Data items:
/---
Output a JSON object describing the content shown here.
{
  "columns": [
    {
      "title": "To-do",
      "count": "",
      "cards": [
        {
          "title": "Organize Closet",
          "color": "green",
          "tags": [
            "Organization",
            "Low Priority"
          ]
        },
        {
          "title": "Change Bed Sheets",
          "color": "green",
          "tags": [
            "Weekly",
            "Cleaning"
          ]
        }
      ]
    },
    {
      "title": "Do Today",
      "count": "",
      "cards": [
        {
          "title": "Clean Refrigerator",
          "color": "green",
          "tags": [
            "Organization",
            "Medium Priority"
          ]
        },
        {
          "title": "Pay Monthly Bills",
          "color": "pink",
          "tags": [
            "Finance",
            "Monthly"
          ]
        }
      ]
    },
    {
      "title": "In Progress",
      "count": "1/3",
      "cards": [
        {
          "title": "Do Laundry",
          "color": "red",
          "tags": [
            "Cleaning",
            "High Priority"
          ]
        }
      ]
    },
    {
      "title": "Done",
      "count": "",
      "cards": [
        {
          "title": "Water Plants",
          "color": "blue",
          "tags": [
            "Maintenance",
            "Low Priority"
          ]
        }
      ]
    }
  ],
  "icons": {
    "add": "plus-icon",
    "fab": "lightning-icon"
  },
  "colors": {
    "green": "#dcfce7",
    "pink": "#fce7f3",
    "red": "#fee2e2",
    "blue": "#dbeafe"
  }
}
\---
§ Set exercise
Reproduce the records in full, exactly as written.

§ Output for this exercise
Output a JSON object describing the content shown here.
{
  "columns": [
    {
      "title": "To-do",
      "count": "",
      "cards": [
        {
          "title": "Organize Closet",
          "color": "green",
          "tags": [
            "Organization",
            "Low Priority"
          ]
        },
        {
          "title": "Change Bed Sheets",
          "color": "green",
          "tags": [
            "Weekly",
            "Cleaning"
          ]
        }
      ]
    },
    {
      "title": "Do Today",
      "count": "",
      "cards": [
        {
          "title": "Clean Refrigerator",
          "color": "green",
          "tags": [
            "Organization",
            "Medium Priority"
          ]
        },
        {
          "title": "Pay Monthly Bills",
          "color": "pink",
          "tags": [
            "Finance",
            "Monthly"
          ]
        }
      ]
    },
    {
      "title": "In Progress",
      "count": "1/3",
      "cards": [
        {
          "title": "Do Laundry",
          "color": "red",
          "tags": [
            "Cleaning",
            "High Priority"
          ]
        }
      ]
    },
    {
      "title": "Done",
      "count": "",
      "cards": [
        {
          "title": "Water Plants",
          "color": "blue",
          "tags": [
            "Maintenance",
            "Low Priority"
          ]
        }
      ]
    }
  ],
  "icons": {
    "add": "plus-icon",
    "fab": "lightning-icon"
  },
  "colors": {
    "green": "#dcfce7",
    "pink": "#fce7f3",
    "red": "#fee2e2",
    "blue": "#dbeafe"
  }
}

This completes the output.